Element boundary records

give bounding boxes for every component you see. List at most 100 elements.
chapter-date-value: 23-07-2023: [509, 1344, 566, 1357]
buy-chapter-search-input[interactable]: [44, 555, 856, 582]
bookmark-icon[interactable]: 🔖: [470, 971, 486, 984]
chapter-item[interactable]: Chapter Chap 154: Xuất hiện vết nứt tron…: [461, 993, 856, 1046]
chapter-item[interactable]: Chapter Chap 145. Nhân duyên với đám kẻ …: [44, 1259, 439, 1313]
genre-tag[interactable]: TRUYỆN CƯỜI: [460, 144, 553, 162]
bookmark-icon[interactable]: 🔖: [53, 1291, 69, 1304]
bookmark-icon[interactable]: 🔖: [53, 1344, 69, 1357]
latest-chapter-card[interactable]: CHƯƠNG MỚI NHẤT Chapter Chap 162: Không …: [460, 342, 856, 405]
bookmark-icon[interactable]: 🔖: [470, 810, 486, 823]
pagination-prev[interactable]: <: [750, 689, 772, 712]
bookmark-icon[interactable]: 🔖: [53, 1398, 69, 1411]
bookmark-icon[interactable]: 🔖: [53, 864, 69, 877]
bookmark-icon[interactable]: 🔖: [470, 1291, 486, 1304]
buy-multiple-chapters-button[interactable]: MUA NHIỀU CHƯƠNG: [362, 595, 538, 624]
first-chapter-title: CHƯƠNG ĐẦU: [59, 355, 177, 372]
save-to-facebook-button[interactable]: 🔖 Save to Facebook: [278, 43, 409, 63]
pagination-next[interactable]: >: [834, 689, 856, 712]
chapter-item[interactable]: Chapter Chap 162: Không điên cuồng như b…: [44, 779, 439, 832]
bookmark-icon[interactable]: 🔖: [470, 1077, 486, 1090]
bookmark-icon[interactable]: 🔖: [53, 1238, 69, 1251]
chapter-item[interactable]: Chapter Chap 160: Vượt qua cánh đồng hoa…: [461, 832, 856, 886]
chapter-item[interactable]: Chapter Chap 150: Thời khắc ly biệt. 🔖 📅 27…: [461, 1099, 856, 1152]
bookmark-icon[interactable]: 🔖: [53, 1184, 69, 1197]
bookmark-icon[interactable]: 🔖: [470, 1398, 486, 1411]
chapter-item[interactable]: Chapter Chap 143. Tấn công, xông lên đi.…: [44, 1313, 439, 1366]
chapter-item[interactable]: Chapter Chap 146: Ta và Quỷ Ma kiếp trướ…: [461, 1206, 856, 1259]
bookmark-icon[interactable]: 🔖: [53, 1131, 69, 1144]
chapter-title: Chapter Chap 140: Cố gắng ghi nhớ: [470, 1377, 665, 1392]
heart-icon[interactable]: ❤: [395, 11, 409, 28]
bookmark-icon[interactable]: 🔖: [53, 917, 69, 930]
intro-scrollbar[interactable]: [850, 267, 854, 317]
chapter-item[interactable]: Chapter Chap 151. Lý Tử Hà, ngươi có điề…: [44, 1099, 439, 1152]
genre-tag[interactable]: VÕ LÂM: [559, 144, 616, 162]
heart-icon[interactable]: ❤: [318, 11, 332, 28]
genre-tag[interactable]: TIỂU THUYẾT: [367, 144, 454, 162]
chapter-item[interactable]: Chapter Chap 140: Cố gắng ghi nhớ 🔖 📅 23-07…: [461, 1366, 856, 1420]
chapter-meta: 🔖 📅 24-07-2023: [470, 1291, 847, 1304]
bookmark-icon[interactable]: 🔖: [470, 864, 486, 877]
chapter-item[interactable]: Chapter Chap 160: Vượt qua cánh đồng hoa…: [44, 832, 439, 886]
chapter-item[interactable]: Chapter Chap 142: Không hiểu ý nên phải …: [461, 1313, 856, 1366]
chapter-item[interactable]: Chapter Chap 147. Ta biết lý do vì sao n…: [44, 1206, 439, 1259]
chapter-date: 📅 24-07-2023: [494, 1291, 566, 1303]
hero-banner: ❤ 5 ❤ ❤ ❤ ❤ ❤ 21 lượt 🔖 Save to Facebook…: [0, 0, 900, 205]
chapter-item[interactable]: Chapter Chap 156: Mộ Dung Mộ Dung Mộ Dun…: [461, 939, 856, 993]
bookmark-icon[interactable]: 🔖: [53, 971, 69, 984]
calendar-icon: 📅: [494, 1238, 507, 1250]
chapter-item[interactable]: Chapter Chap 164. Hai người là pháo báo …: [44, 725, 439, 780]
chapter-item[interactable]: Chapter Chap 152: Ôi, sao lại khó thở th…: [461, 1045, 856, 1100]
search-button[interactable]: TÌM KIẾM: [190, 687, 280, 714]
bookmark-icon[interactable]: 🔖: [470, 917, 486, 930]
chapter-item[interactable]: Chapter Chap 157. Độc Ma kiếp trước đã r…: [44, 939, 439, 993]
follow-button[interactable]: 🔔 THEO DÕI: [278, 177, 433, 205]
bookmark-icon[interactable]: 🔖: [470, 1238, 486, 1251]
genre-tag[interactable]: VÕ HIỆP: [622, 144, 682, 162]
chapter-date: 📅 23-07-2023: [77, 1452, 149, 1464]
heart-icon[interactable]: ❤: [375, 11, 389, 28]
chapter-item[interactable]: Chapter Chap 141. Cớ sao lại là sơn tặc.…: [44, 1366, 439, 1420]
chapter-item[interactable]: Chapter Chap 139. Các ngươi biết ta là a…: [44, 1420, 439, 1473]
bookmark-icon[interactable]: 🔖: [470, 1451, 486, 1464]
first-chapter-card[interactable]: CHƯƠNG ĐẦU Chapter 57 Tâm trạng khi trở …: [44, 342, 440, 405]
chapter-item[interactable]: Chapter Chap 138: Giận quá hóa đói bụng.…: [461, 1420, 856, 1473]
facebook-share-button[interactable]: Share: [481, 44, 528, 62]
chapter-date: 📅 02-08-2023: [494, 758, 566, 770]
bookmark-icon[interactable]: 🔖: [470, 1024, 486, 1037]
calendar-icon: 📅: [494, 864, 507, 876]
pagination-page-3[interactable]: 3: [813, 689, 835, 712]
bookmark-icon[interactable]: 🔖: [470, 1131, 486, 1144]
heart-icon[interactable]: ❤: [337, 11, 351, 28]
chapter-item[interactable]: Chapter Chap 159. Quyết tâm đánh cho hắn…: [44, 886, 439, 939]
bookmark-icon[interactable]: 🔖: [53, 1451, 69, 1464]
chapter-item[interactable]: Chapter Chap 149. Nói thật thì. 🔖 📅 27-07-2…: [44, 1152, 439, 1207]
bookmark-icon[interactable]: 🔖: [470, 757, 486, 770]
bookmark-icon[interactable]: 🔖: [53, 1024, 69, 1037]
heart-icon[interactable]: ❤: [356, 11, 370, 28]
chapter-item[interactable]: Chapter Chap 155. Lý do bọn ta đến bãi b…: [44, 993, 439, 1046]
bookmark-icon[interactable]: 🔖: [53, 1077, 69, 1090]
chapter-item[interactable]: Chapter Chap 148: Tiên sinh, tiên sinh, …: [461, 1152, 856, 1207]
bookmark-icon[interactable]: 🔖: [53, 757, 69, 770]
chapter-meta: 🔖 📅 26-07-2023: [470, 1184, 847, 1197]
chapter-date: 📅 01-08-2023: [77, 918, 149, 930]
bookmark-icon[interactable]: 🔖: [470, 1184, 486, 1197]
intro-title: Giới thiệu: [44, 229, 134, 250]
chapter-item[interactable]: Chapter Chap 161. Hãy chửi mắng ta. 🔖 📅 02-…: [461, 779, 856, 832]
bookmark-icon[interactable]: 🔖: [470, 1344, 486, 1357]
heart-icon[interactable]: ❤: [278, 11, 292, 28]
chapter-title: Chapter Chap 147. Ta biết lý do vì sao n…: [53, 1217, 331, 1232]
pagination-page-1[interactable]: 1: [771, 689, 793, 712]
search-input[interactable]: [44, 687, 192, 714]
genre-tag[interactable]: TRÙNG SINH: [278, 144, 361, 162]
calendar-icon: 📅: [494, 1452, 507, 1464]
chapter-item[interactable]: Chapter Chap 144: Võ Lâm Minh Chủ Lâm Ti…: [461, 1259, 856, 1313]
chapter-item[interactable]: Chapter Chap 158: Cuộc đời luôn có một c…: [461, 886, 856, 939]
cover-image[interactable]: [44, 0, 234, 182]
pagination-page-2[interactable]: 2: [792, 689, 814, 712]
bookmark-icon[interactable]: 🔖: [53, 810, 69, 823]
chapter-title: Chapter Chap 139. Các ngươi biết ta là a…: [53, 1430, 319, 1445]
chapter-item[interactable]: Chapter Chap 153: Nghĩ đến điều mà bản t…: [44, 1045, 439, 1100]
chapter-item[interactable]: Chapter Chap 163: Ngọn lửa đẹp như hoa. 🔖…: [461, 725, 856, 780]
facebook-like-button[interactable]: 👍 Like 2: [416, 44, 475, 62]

EXERCISE GOAL
Retype the records above word for word, starting at their first line and ending at the line that contains "bookmark-icon[interactable]: 🔖: [470, 971, 486, 984]".

REPLY
give bounding boxes for every component you see. List at most 100 elements.
chapter-date-value: 23-07-2023: [509, 1344, 566, 1357]
buy-chapter-search-input[interactable]: [44, 555, 856, 582]
bookmark-icon[interactable]: 🔖: [470, 971, 486, 984]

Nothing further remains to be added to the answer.